> WHAT TO WORK ON
Write the data out again, character for character, with no images.
— Begin SOURCE RECORDS —
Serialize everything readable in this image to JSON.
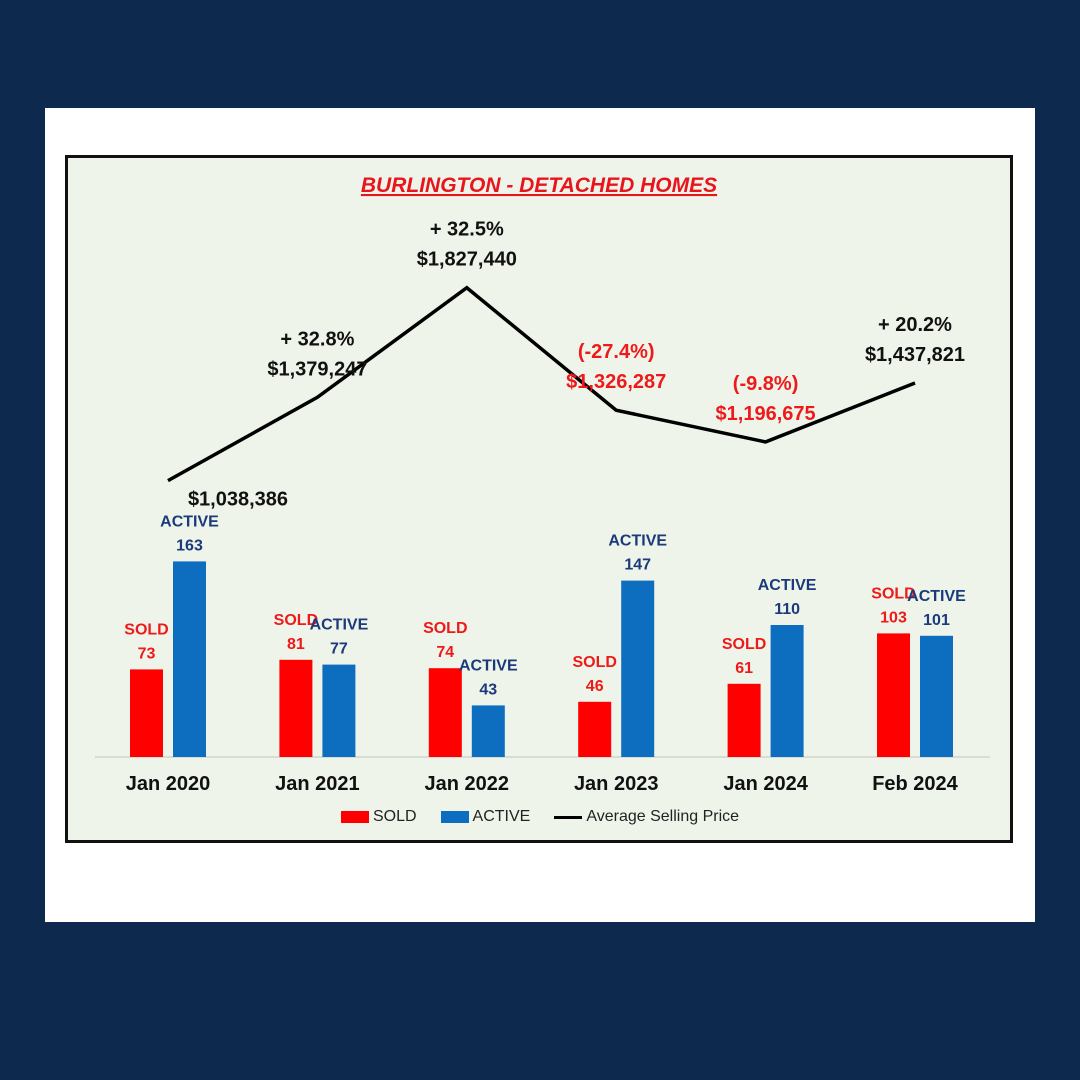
{
  "colors": {
    "sold": "#ff0000",
    "active": "#0d6ebf",
    "line": "#000000",
    "title": "#e8151c",
    "negative": "#ee1a1a",
    "active_label": "#1a3a7a",
    "sold_label": "#ee1a1a",
    "background": "#0d2a4e",
    "plot_bg": "#eff4ea"
  },
  "chart_data": {
    "type": "bar",
    "title": "BURLINGTON - DETACHED HOMES",
    "categories": [
      "Jan 2020",
      "Jan 2021",
      "Jan 2022",
      "Jan 2023",
      "Jan 2024",
      "Feb 2024"
    ],
    "series": [
      {
        "name": "SOLD",
        "values": [
          73,
          81,
          74,
          46,
          61,
          103
        ]
      },
      {
        "name": "ACTIVE",
        "values": [
          163,
          77,
          43,
          147,
          110,
          101
        ]
      }
    ],
    "line_series": {
      "name": "Average Selling Price",
      "values": [
        1038386,
        1379247,
        1827440,
        1326287,
        1196675,
        1437821
      ],
      "price_labels": [
        "$1,038,386",
        "$1,379,247",
        "$1,827,440",
        "$1,326,287",
        "$1,196,675",
        "$1,437,821"
      ],
      "change_labels": [
        "",
        "+ 32.8%",
        "+ 32.5%",
        "(-27.4%)",
        "(-9.8%)",
        "+ 20.2%"
      ],
      "negative": [
        false,
        false,
        false,
        true,
        true,
        false
      ]
    },
    "bar_label_sold": "SOLD",
    "bar_label_active": "ACTIVE",
    "legend": [
      "SOLD",
      "ACTIVE",
      "Average Selling Price"
    ],
    "legend_position": "bottom",
    "grid": false
  }
}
— End SOURCE RECORDS —
> TASK OUTPUT
Serialize everything readable in this image to JSON.
{
  "colors": {
    "sold": "#ff0000",
    "active": "#0d6ebf",
    "line": "#000000",
    "title": "#e8151c",
    "negative": "#ee1a1a",
    "active_label": "#1a3a7a",
    "sold_label": "#ee1a1a",
    "background": "#0d2a4e",
    "plot_bg": "#eff4ea"
  },
  "chart_data": {
    "type": "bar",
    "title": "BURLINGTON - DETACHED HOMES",
    "categories": [
      "Jan 2020",
      "Jan 2021",
      "Jan 2022",
      "Jan 2023",
      "Jan 2024",
      "Feb 2024"
    ],
    "series": [
      {
        "name": "SOLD",
        "values": [
          73,
          81,
          74,
          46,
          61,
          103
        ]
      },
      {
        "name": "ACTIVE",
        "values": [
          163,
          77,
          43,
          147,
          110,
          101
        ]
      }
    ],
    "line_series": {
      "name": "Average Selling Price",
      "values": [
        1038386,
        1379247,
        1827440,
        1326287,
        1196675,
        1437821
      ],
      "price_labels": [
        "$1,038,386",
        "$1,379,247",
        "$1,827,440",
        "$1,326,287",
        "$1,196,675",
        "$1,437,821"
      ],
      "change_labels": [
        "",
        "+ 32.8%",
        "+ 32.5%",
        "(-27.4%)",
        "(-9.8%)",
        "+ 20.2%"
      ],
      "negative": [
        false,
        false,
        false,
        true,
        true,
        false
      ]
    },
    "bar_label_sold": "SOLD",
    "bar_label_active": "ACTIVE",
    "legend": [
      "SOLD",
      "ACTIVE",
      "Average Selling Price"
    ],
    "legend_position": "bottom",
    "grid": false
  }
}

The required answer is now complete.